• [What is required]: Copy all lines that contain the word "this".

____ Extracted entries

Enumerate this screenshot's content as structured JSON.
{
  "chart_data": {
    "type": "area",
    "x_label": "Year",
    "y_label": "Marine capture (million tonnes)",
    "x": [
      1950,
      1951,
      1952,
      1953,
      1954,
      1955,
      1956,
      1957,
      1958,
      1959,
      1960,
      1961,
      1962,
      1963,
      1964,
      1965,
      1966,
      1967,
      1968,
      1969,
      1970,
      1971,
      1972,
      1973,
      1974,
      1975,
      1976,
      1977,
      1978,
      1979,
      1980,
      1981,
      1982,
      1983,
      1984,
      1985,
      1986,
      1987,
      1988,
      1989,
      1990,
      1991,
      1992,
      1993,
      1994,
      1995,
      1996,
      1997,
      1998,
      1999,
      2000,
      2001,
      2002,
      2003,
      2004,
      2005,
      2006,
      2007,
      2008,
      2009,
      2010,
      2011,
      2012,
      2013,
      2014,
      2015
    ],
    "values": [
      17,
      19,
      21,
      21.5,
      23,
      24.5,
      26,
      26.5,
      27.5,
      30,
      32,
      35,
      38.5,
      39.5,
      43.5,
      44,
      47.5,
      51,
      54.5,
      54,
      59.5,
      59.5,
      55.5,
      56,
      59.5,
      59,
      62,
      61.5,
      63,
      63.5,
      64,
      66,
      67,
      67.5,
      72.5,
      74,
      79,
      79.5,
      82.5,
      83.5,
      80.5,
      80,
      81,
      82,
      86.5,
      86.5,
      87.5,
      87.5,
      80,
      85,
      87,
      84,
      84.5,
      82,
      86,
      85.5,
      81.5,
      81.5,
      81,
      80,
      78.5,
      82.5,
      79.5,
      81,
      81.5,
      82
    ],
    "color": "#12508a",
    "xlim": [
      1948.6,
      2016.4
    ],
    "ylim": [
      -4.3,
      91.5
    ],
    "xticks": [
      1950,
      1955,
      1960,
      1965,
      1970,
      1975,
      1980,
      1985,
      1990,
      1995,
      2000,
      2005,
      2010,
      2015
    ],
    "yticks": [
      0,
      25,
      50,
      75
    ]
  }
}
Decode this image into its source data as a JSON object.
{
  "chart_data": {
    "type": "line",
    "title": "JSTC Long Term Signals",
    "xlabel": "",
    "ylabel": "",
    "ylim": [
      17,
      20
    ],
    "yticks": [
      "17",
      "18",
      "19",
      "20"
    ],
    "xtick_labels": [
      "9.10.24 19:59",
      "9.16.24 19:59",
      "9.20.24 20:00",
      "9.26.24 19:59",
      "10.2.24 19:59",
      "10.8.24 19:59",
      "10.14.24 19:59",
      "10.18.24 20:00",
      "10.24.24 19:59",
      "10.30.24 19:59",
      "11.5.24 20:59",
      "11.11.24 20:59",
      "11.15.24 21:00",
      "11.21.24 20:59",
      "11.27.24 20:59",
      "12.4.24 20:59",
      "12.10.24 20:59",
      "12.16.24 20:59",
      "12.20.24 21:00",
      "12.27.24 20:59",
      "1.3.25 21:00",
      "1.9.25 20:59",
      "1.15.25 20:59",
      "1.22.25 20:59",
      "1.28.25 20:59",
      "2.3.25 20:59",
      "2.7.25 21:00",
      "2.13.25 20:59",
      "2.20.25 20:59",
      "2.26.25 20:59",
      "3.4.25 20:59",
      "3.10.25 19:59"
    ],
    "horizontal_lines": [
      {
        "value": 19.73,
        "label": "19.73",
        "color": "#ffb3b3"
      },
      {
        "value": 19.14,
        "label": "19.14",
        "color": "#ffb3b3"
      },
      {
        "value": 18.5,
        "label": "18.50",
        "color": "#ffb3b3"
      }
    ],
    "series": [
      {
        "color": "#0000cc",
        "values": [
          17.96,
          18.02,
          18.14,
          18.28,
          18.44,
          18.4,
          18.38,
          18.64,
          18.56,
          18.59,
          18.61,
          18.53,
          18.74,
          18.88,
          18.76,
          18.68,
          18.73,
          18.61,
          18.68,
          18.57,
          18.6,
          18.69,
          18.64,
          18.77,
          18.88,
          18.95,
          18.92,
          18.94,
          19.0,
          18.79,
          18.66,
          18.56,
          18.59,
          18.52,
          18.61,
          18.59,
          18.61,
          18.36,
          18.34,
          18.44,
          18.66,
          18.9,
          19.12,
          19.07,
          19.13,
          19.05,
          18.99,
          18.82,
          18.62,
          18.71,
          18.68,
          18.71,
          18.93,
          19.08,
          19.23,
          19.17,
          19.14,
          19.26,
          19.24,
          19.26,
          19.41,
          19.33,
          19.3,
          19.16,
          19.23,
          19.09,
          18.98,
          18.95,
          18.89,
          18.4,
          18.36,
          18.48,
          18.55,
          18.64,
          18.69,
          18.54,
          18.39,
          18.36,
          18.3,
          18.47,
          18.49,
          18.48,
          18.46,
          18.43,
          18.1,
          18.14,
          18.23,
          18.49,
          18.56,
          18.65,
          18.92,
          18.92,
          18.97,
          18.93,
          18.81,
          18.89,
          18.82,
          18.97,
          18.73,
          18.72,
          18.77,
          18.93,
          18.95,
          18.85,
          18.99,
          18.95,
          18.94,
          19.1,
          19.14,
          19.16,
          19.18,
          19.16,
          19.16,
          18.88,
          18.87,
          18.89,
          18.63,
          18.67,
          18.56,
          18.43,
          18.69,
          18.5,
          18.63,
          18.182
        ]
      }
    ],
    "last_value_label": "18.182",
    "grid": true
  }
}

________

• [Full answer]:
Enumerate this screenshot's content as structured JSON.
Decode this image into its source data as a JSON object.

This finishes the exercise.